::: ENTRIES :::

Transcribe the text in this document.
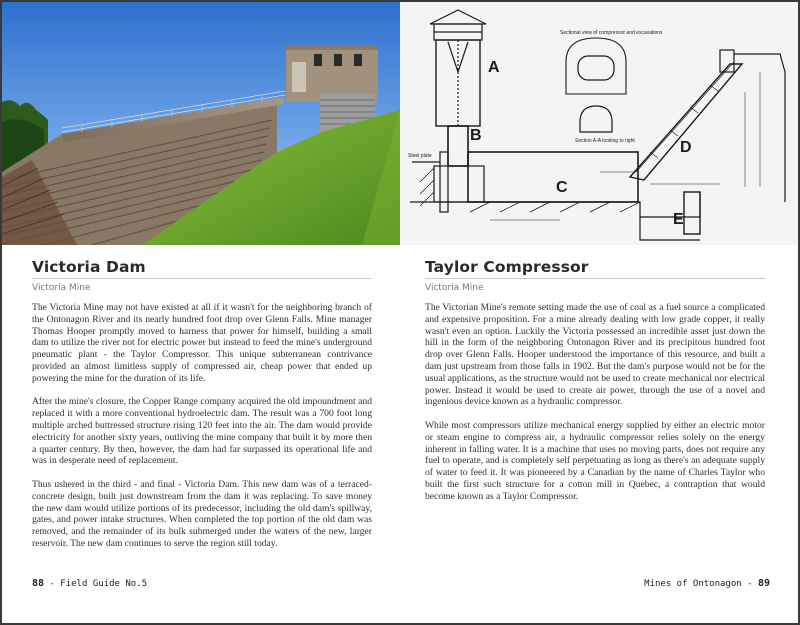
Victoria Dam
Victoria Mine

The Victoria Mine may not have existed at all if it wasn't for the neighboring branch of the Ontonagon River and its nearly hundred foot drop over Glenn Falls. Mine manager Thomas Hooper promptly moved to harness that power for himself, building a small dam to utilize the river not for electric power but instead to feed the mine's underground pneumatic plant - the Taylor Compressor. This unique subterranean contrivance provided an almost limitless supply of compressed air, cheap power that ended up powering the mine for the duration of its life.

After the mine's closure, the Copper Range company acquired the old impoundment and replaced it with a more conventional hydroelectric dam. The result was a 700 foot long multiple arched buttressed structure rising 120 feet into the air. The dam would provide electricity for another sixty years, outliving the mine company that built it by more then a quarter century. By then, however, the dam had far surpassed its operational life and was in desperate need of replacement.

Thus ushered in the third - and final - Victoria Dam. This new dam was of a terraced-concrete design, built just downstream from the dam it was replacing. To save money the new dam would utilize portions of its predecessor, including the old dam's spillway, gates, and power intake structures. When completed the top portion of the old dam was removed, and the remainder of its bulk submerged under the waters of the new, larger reservoir. The new dam continues to serve the region still today.

88 - Field Guide No.5
A
B
C
D
E
Sectional view of compressor and excavations
Section A-A looking to right
Steel plate
Taylor Compressor
Victoria Mine

The Victorian Mine's remote setting made the use of coal as a fuel source a complicated and expensive proposition. For a mine already dealing with low grade copper, it really wasn't even an option. Luckily the Victoria possessed an incredible asset just down the hill in the form of the neighboring Ontonagon River and its precipitous hundred foot drop over Glenn Falls. Hooper understood the importance of this resource, and built a dam just upstream from those falls in 1902. But the dam's purpose would not be for the usual applications, as the structure would not be used to create mechanical nor electrical power. Instead it would be used to create air power, through the use of a novel and ingenious device known as a hydraulic compressor.

While most compressors utilize mechanical energy supplied by either an electric motor or steam engine to compress air, a hydraulic compressor relies solely on the energy inherent in falling water. It is a machine that uses no moving parts, does not require any fuel to operate, and is completely self perpetuating as long as there's an adequate supply of water to feed it. It was pioneered by a Canadian by the name of Charles Taylor who built the first such structure for a cotton mill in Quebec, a contraption that would become known as a Taylor Compressor.

Mines of Ontonagon - 89
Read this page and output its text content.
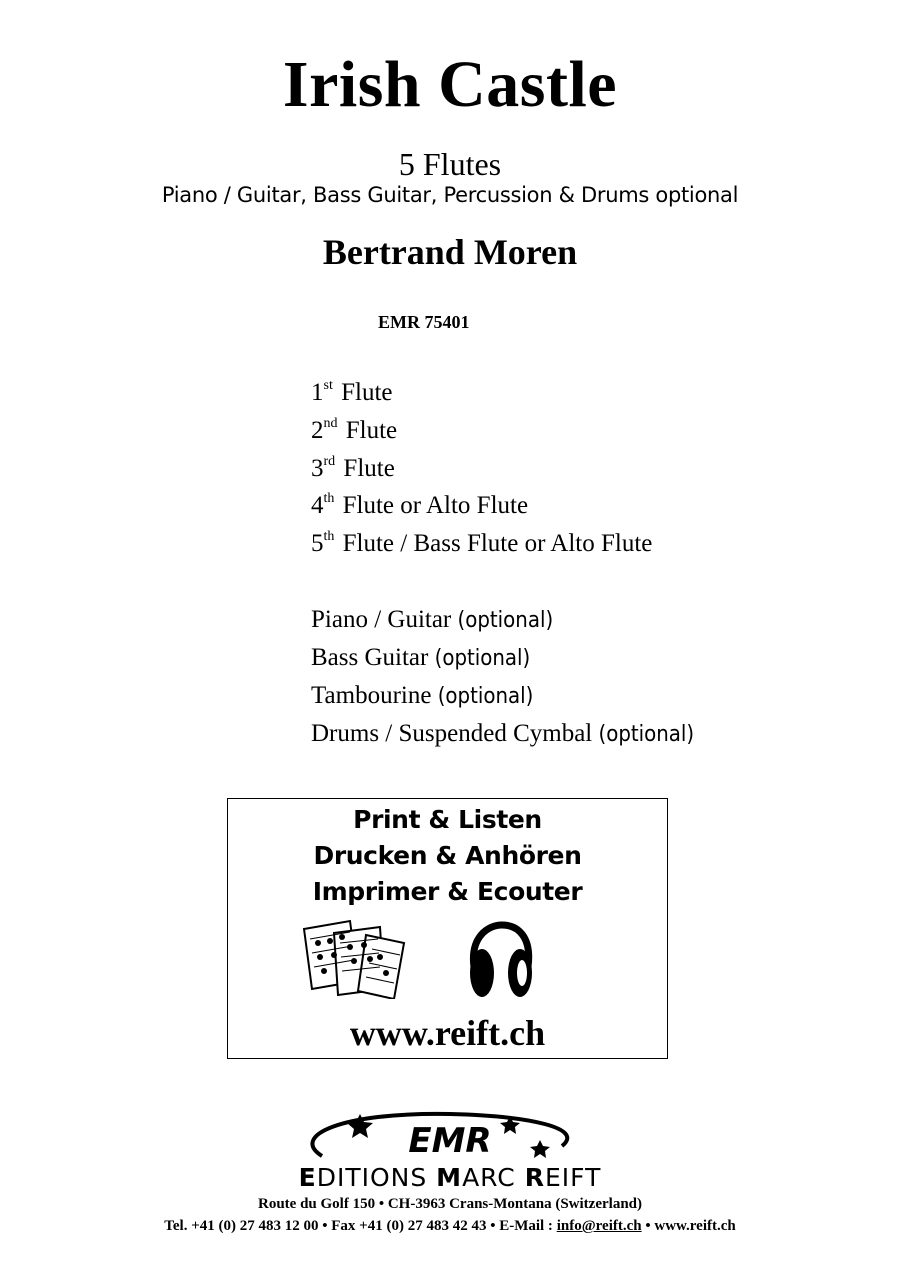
Irish Castle
5 Flutes
Piano / Guitar, Bass Guitar, Percussion & Drums optional
Bertrand Moren
EMR 75401
1st Flute
2nd Flute
3rd Flute
4th Flute or Alto Flute
5th Flute / Bass Flute or Alto Flute
Piano / Guitar (optional)
Bass Guitar (optional)
Tambourine (optional)
Drums / Suspended Cymbal (optional)
Print & Listen
Drucken & Anhören
Imprimer & Ecouter
www.reift.ch
EMR
EDITIONS MARC REIFT
Route du Golf 150 • CH-3963 Crans-Montana (Switzerland)
Tel. +41 (0) 27 483 12 00 • Fax +41 (0) 27 483 42 43 • E-Mail : info@reift.ch • www.reift.ch
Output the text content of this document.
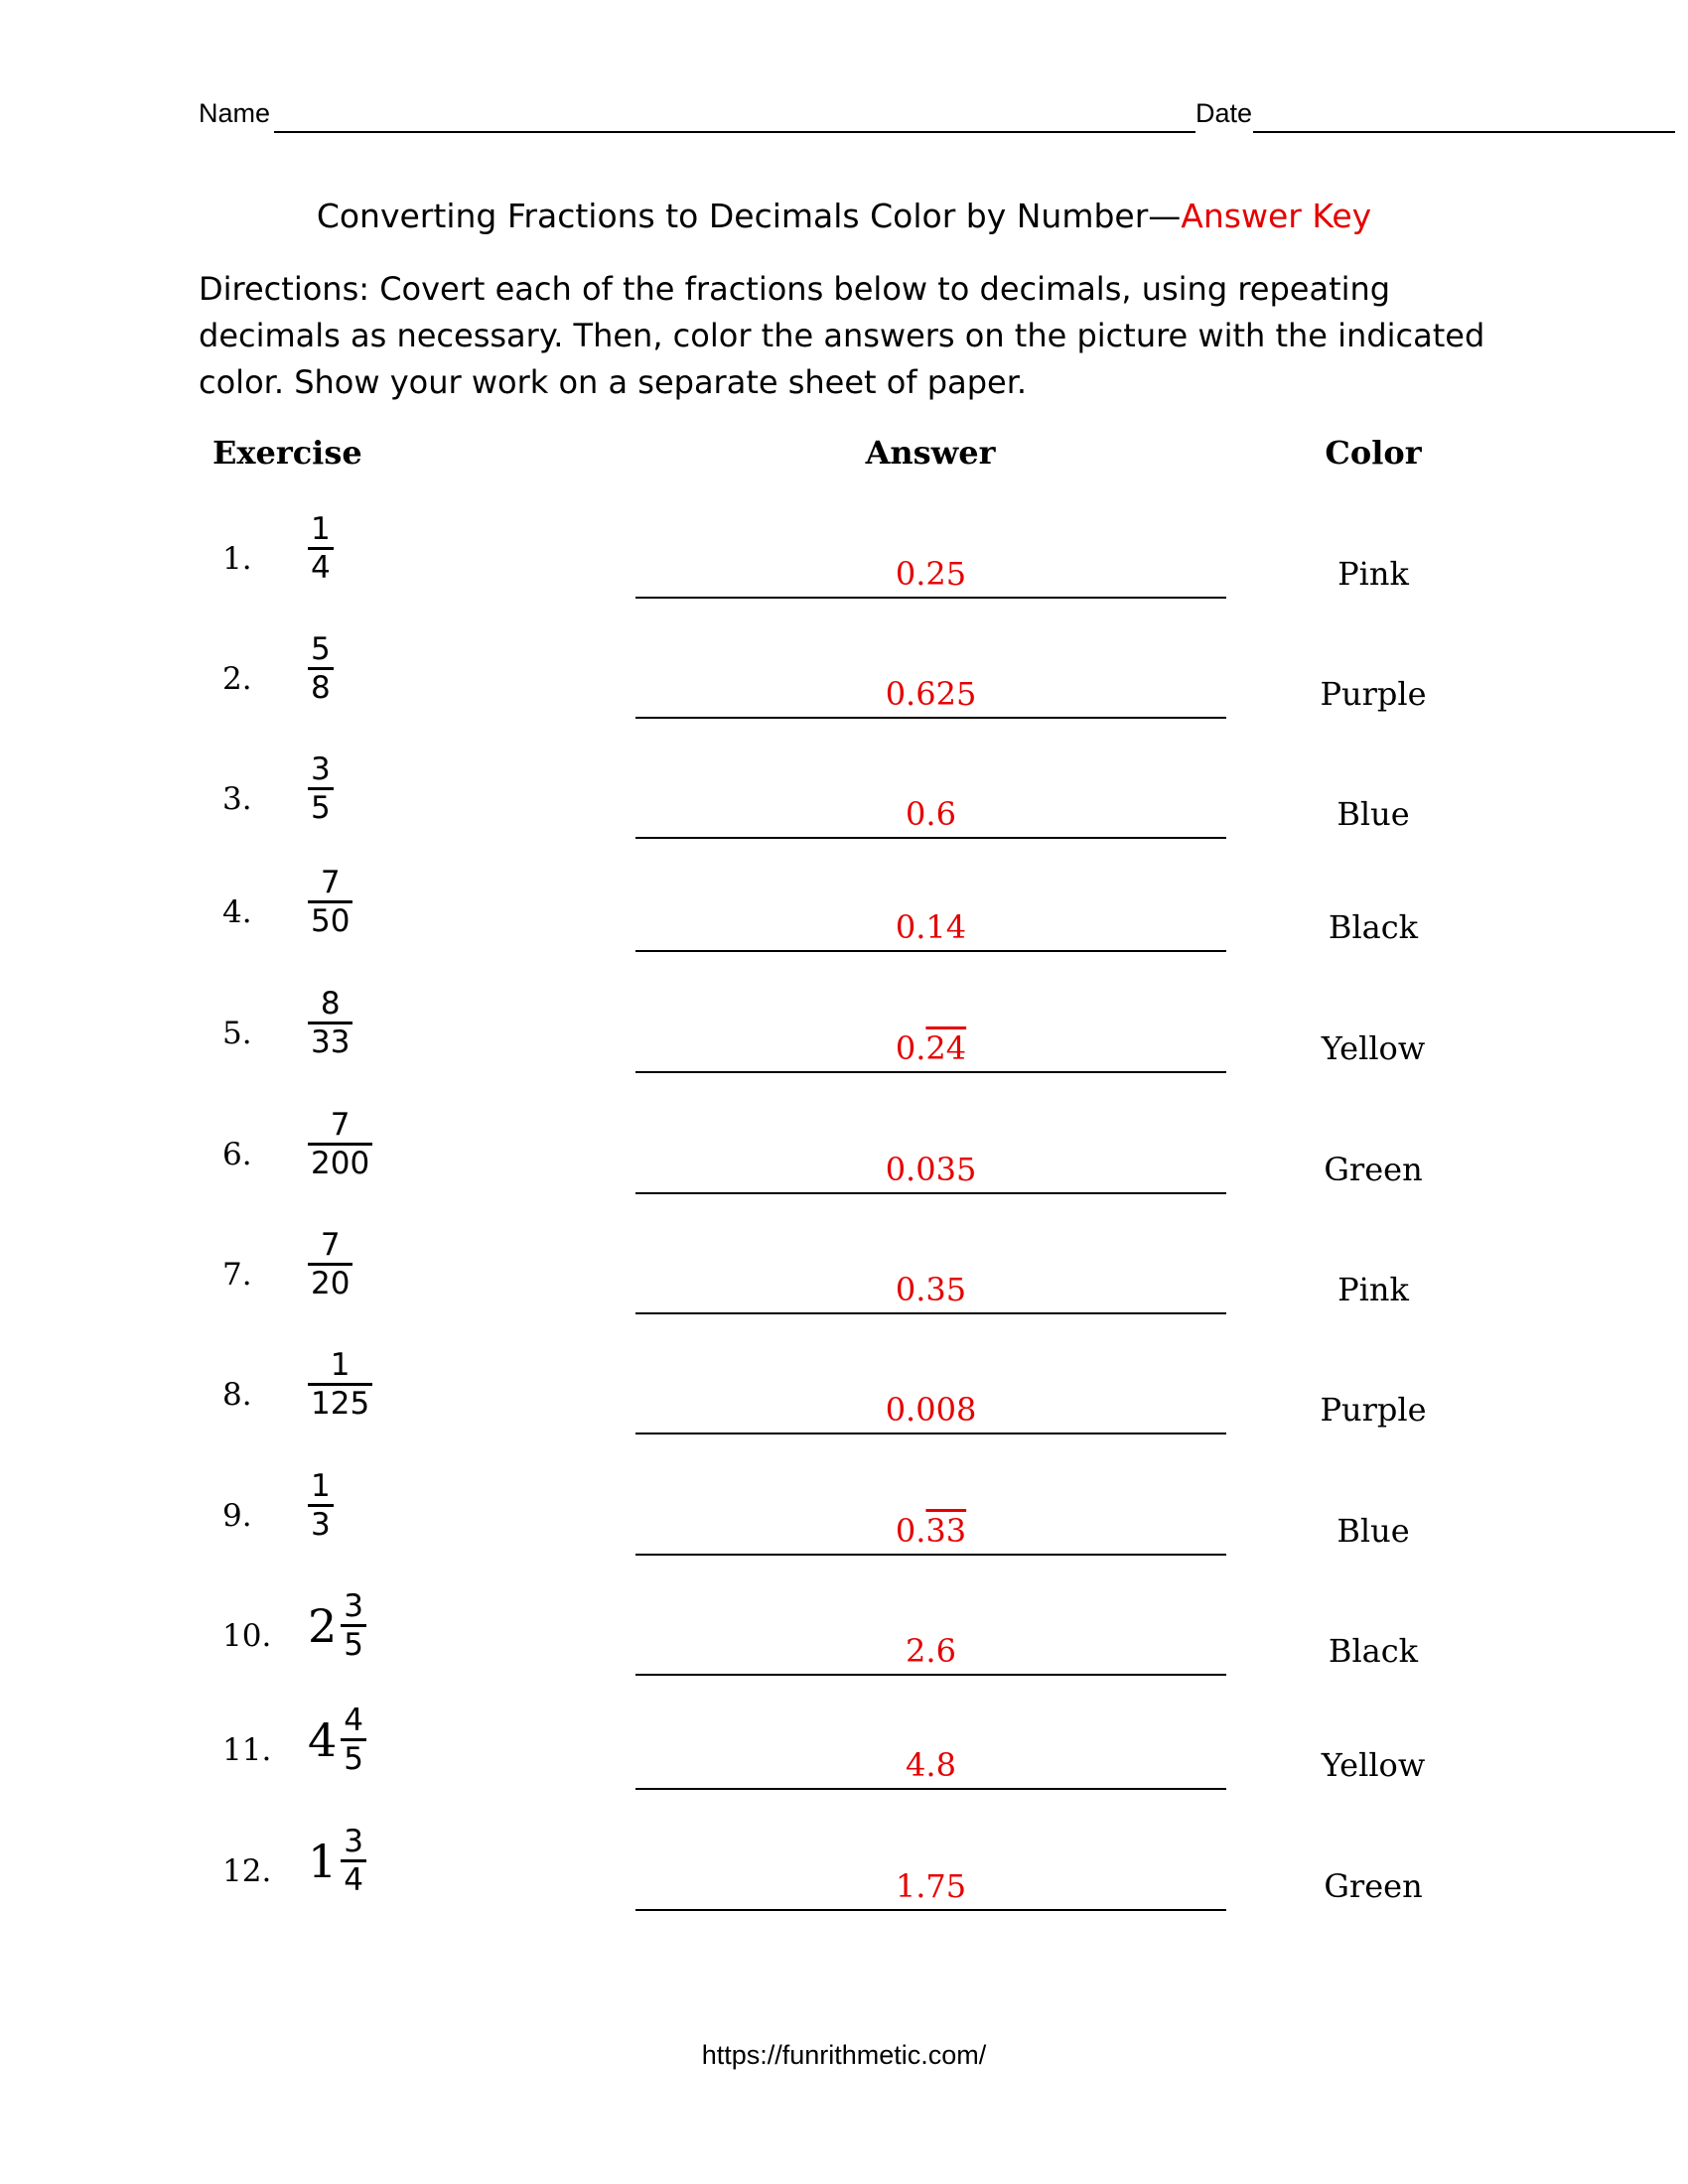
Name	Date
Converting Fractions to Decimals Color by Number—Answer Key
Directions: Covert each of the fractions below to decimals, using repeating decimals as necessary. Then, color the answers on the picture with the indicated color. Show your work on a separate sheet of paper.
Exercise	Answer	Color
1.
1
4	0.25	Pink
2.
5
8	0.625	Purple
3.
3
5	0.6	Blue
4.
7
50	0.14	Black
5.
8
33	0.24	Yellow
6.
7
200	0.035	Green
7.
7
20	0.35	Pink
8.
1
125	0.008	Purple
9.
1
3	0.33	Blue
10. 2 3
5	2.6	Black
11. 4 4
5	4.8	Yellow
12. 1 3
4	1.75	Green
https://funrithmetic.com/
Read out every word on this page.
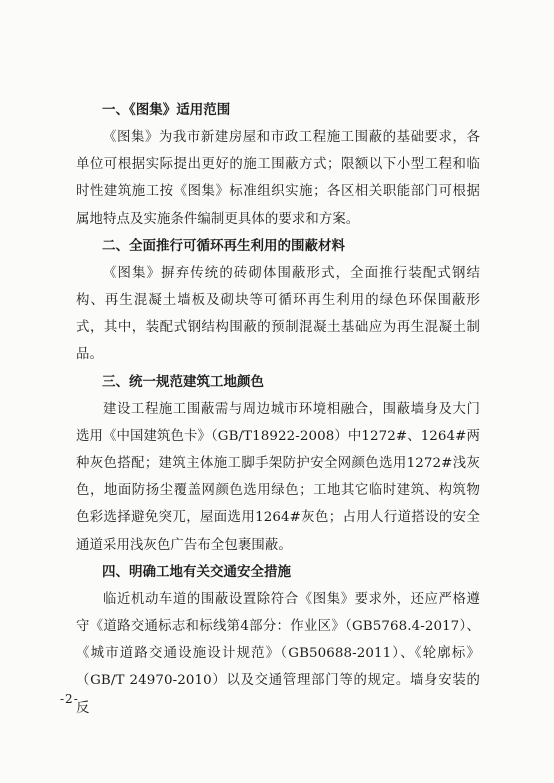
一、《图集》适用范围

《图集》为我市新建房屋和市政工程施工围蔽的基础要求，各单位可根据实际提出更好的施工围蔽方式；限额以下小型工程和临时性建筑施工按《图集》标准组织实施；各区相关职能部门可根据属地特点及实施条件编制更具体的要求和方案。

二、全面推行可循环再生利用的围蔽材料

《图集》摒弃传统的砖砌体围蔽形式，全面推行装配式钢结构、再生混凝土墙板及砌块等可循环再生利用的绿色环保围蔽形式，其中，装配式钢结构围蔽的预制混凝土基础应为再生混凝土制品。

三、统一规范建筑工地颜色

建设工程施工围蔽需与周边城市环境相融合，围蔽墙身及大门选用《中国建筑色卡》（GB/T18922-2008）中1272#、1264#两种灰色搭配；建筑主体施工脚手架防护安全网颜色选用1272#浅灰色，地面防扬尘覆盖网颜色选用绿色；工地其它临时建筑、构筑物色彩选择避免突兀，屋面选用1264#灰色；占用人行道搭设的安全通道采用浅灰色广告布全包裹围蔽。

四、明确工地有关交通安全措施

临近机动车道的围蔽设置除符合《图集》要求外，还应严格遵守《道路交通标志和标线第4部分：作业区》（GB5768.4-2017）、《城市道路交通设施设计规范》（GB50688-2011）、《轮廓标》（GB/T 24970-2010）以及交通管理部门等的规定。墙身安装的反

-2-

:::

| WHAT YOU HAVE TO DO |
In the data above, find the line with "Read out every word on this page." and repeat it and every line after it through the end, exactly; leave the pictures out.

| ANSWER FOR THIS EXERCISE |
Read out every word on this page.
一、《图集》适用范围

《图集》为我市新建房屋和市政工程施工围蔽的基础要求，各单位可根据实际提出更好的施工围蔽方式；限额以下小型工程和临时性建筑施工按《图集》标准组织实施；各区相关职能部门可根据属地特点及实施条件编制更具体的要求和方案。

二、全面推行可循环再生利用的围蔽材料

《图集》摒弃传统的砖砌体围蔽形式，全面推行装配式钢结构、再生混凝土墙板及砌块等可循环再生利用的绿色环保围蔽形式，其中，装配式钢结构围蔽的预制混凝土基础应为再生混凝土制品。

三、统一规范建筑工地颜色

建设工程施工围蔽需与周边城市环境相融合，围蔽墙身及大门选用《中国建筑色卡》（GB/T18922-2008）中1272#、1264#两种灰色搭配；建筑主体施工脚手架防护安全网颜色选用1272#浅灰色，地面防扬尘覆盖网颜色选用绿色；工地其它临时建筑、构筑物色彩选择避免突兀，屋面选用1264#灰色；占用人行道搭设的安全通道采用浅灰色广告布全包裹围蔽。

四、明确工地有关交通安全措施

临近机动车道的围蔽设置除符合《图集》要求外，还应严格遵守《道路交通标志和标线第4部分：作业区》（GB5768.4-2017）、《城市道路交通设施设计规范》（GB50688-2011）、《轮廓标》（GB/T 24970-2010）以及交通管理部门等的规定。墙身安装的反

-2-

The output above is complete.